> Problem description
Where does the word "mRNA" occur in the entries below? Copy every line that has it.

Data section Start Marker

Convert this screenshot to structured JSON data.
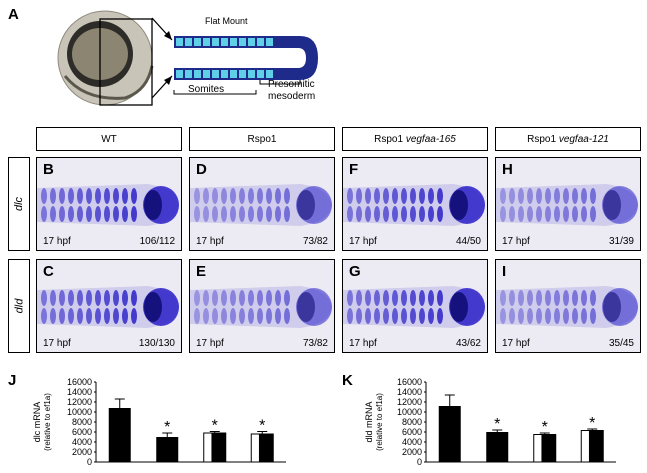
{
  "panel_a": {
    "letter": "A",
    "flat_mount": "Flat Mount",
    "somites": "Somites",
    "presomitic_line1": "Presomitic",
    "presomitic_line2": "mesoderm"
  },
  "columns": [
    "WT",
    "Rspo1",
    "Rspo1 ",
    "Rspo1 "
  ],
  "columns_italic": [
    "",
    "",
    "vegfaa-165",
    "vegfaa-121"
  ],
  "rows": [
    "dlc",
    "dld"
  ],
  "panels": [
    {
      "letter": "B",
      "stage": "17 hpf",
      "ratio": "106/112"
    },
    {
      "letter": "D",
      "stage": "17 hpf",
      "ratio": "73/82"
    },
    {
      "letter": "F",
      "stage": "17 hpf",
      "ratio": "44/50"
    },
    {
      "letter": "H",
      "stage": "17 hpf",
      "ratio": "31/39"
    },
    {
      "letter": "C",
      "stage": "17 hpf",
      "ratio": "130/130"
    },
    {
      "letter": "E",
      "stage": "17 hpf",
      "ratio": "73/82"
    },
    {
      "letter": "G",
      "stage": "17 hpf",
      "ratio": "43/62"
    },
    {
      "letter": "I",
      "stage": "17 hpf",
      "ratio": "35/45"
    }
  ],
  "colors": {
    "stain": "#2a20c8",
    "bar_dark": "#000000",
    "bar_open": "#ffffff"
  },
  "chart_data": [
    {
      "letter": "J",
      "type": "bar",
      "ylabel_line1": "dlc mRNA",
      "ylabel_line2": "(relative to ef1a)",
      "ylim": [
        0,
        16000
      ],
      "yticks": [
        "0",
        "2000",
        "4000",
        "6000",
        "8000",
        "10000",
        "12000",
        "14000",
        "16000"
      ],
      "values": [
        10800,
        5000,
        5800,
        5600
      ],
      "errors": [
        1800,
        800,
        300,
        500
      ],
      "styles": [
        "solid",
        "solid",
        "open-left",
        "open-left"
      ],
      "significance": [
        "",
        "*",
        "*",
        "*"
      ]
    },
    {
      "letter": "K",
      "type": "bar",
      "ylabel_line1": "dld mRNA",
      "ylabel_line2": "(relative to ef1a)",
      "ylim": [
        0,
        16000
      ],
      "yticks": [
        "0",
        "2000",
        "4000",
        "6000",
        "8000",
        "10000",
        "12000",
        "14000",
        "16000"
      ],
      "values": [
        11200,
        6000,
        5500,
        6300
      ],
      "errors": [
        2200,
        400,
        300,
        300
      ],
      "styles": [
        "solid",
        "solid",
        "open-left",
        "open-left"
      ],
      "significance": [
        "",
        "*",
        "*",
        "*"
      ]
    }
  ]
}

Data section End Marker

> Expected output
      "ylabel_line1": "dlc mRNA",
      "ylabel_line1": "dld mRNA",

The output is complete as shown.